-- BEGIN EXCERPTED DATA --
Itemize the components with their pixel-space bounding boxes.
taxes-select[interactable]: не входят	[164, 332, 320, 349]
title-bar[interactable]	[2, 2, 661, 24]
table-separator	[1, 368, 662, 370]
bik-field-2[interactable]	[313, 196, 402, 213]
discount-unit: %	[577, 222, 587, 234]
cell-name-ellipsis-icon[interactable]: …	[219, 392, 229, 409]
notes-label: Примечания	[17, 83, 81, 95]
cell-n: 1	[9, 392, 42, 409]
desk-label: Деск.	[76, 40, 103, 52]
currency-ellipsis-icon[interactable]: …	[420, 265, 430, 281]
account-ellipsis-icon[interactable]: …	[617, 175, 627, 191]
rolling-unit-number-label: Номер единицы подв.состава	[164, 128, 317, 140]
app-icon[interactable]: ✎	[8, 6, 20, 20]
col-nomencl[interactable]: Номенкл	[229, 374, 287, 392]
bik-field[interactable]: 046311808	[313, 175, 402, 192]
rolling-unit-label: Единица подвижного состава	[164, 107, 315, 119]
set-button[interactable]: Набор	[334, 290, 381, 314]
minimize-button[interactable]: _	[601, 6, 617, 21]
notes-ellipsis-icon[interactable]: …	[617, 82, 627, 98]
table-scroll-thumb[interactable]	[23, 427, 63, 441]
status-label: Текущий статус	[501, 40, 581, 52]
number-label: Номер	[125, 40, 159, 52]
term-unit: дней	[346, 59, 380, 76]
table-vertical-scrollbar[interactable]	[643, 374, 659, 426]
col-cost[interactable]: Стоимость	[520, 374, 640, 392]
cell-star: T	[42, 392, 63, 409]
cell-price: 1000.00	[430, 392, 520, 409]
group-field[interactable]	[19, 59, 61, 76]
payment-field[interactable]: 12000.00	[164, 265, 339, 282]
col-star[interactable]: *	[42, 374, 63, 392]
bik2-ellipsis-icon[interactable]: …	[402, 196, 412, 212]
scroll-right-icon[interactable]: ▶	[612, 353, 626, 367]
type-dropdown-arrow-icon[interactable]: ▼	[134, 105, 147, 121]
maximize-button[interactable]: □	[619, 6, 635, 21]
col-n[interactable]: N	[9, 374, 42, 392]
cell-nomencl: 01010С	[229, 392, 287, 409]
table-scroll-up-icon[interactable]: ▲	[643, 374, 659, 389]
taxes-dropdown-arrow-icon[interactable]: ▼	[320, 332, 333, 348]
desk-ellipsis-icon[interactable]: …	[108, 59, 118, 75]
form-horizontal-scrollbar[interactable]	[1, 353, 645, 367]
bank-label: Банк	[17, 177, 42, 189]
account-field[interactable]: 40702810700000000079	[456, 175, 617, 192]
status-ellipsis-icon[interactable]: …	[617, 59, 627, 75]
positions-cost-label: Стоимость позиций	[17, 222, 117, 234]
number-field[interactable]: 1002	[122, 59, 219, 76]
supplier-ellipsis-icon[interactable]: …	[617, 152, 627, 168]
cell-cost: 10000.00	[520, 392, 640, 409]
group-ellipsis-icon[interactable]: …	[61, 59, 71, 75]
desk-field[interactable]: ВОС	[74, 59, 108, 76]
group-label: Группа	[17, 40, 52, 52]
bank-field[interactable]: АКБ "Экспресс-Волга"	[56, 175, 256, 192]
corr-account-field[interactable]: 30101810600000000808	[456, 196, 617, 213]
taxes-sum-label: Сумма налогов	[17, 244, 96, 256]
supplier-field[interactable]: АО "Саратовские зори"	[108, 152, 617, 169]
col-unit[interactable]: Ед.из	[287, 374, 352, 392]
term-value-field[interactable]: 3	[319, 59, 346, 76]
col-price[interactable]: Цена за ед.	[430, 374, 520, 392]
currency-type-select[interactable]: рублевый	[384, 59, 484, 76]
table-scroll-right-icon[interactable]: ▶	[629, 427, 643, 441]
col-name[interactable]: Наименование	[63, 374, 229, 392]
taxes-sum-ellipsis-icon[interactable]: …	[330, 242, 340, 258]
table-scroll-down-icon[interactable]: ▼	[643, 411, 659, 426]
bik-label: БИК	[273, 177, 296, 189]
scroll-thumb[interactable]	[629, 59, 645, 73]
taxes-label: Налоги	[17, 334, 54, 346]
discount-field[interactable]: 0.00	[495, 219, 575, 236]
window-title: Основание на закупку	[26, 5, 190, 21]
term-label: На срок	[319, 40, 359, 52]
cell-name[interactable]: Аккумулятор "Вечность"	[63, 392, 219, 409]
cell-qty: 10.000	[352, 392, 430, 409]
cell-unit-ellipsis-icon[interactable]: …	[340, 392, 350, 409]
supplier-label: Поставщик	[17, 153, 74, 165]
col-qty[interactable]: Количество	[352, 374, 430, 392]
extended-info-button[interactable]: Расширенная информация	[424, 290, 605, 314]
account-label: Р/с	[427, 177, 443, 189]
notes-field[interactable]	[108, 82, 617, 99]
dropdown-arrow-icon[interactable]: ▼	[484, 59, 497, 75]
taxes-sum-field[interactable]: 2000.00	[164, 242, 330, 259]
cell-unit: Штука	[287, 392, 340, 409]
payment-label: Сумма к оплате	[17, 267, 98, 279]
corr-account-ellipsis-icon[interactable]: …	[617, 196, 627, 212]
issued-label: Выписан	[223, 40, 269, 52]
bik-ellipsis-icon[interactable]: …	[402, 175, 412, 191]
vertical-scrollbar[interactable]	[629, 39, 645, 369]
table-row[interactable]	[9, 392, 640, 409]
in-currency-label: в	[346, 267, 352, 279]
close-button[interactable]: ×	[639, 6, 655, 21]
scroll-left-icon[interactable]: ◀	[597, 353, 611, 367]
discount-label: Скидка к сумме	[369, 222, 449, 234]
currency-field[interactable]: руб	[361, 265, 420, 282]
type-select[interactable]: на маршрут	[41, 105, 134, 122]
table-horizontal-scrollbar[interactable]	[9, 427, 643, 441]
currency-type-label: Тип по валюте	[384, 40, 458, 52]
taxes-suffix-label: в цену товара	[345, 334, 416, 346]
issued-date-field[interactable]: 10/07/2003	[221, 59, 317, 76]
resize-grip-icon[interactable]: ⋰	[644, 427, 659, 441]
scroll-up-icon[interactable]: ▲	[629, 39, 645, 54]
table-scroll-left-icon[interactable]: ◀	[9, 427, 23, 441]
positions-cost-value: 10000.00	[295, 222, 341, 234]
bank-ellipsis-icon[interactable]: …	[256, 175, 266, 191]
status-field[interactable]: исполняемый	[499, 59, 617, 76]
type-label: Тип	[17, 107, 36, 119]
-- END EXCERPTED DATA --
-- BEGIN EXCERPTED DATA --
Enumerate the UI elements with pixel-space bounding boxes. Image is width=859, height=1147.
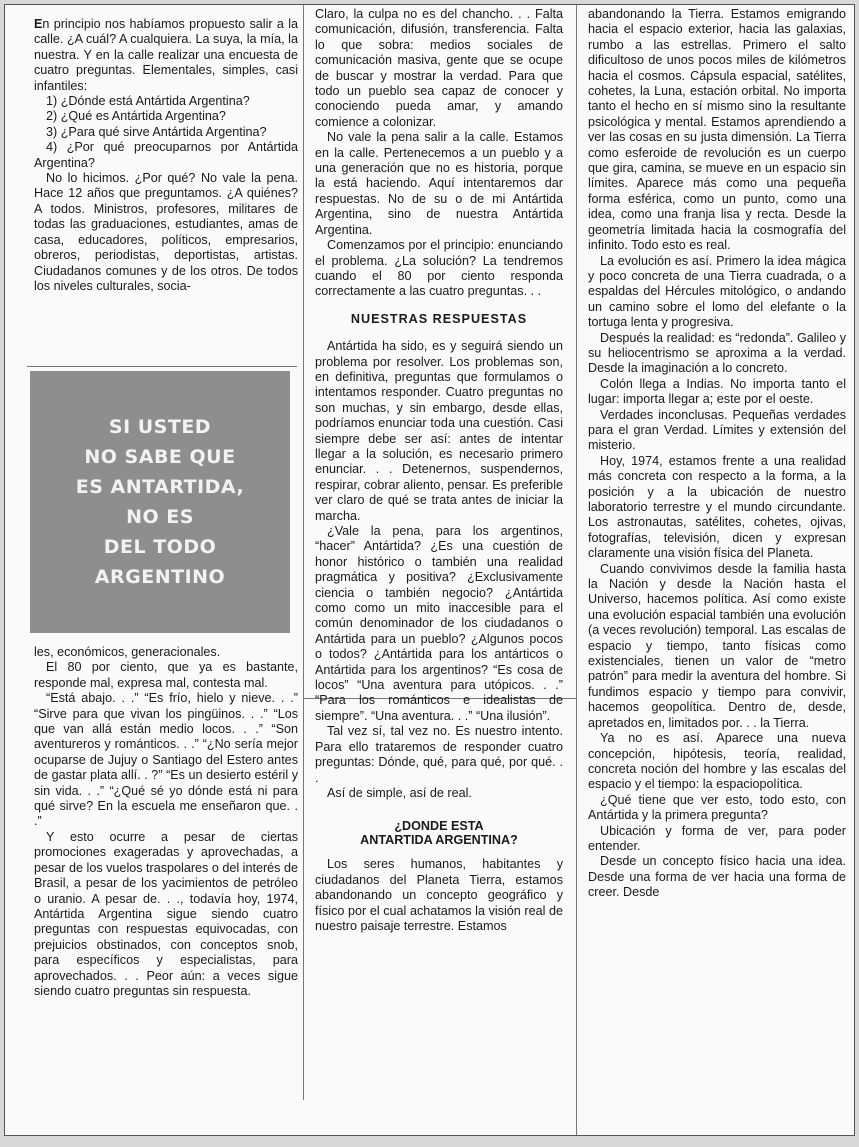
-- END EXCERPTED DATA --
-- BEGIN EXCERPTED DATA --
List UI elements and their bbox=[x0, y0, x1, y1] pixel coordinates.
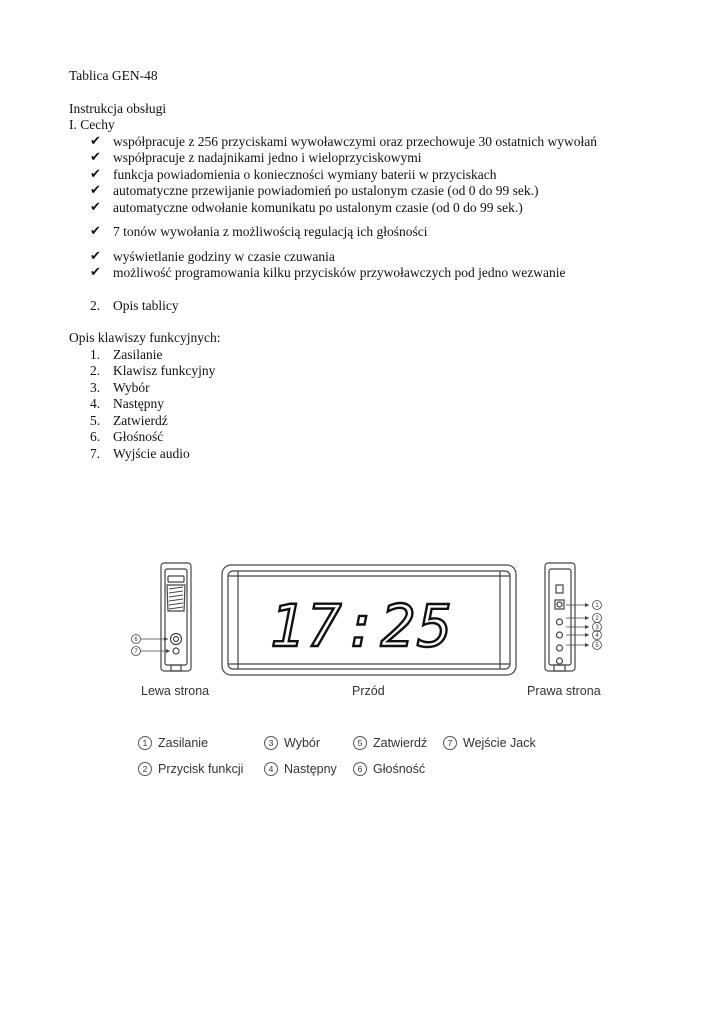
-- END EXCERPTED DATA --
» **WHAT THE TASK REQUIRES**
Report how many lines in the rows above contain the string "cell", matching case exactly. Give only the number.

» **RESULT OF THIS TASK**
10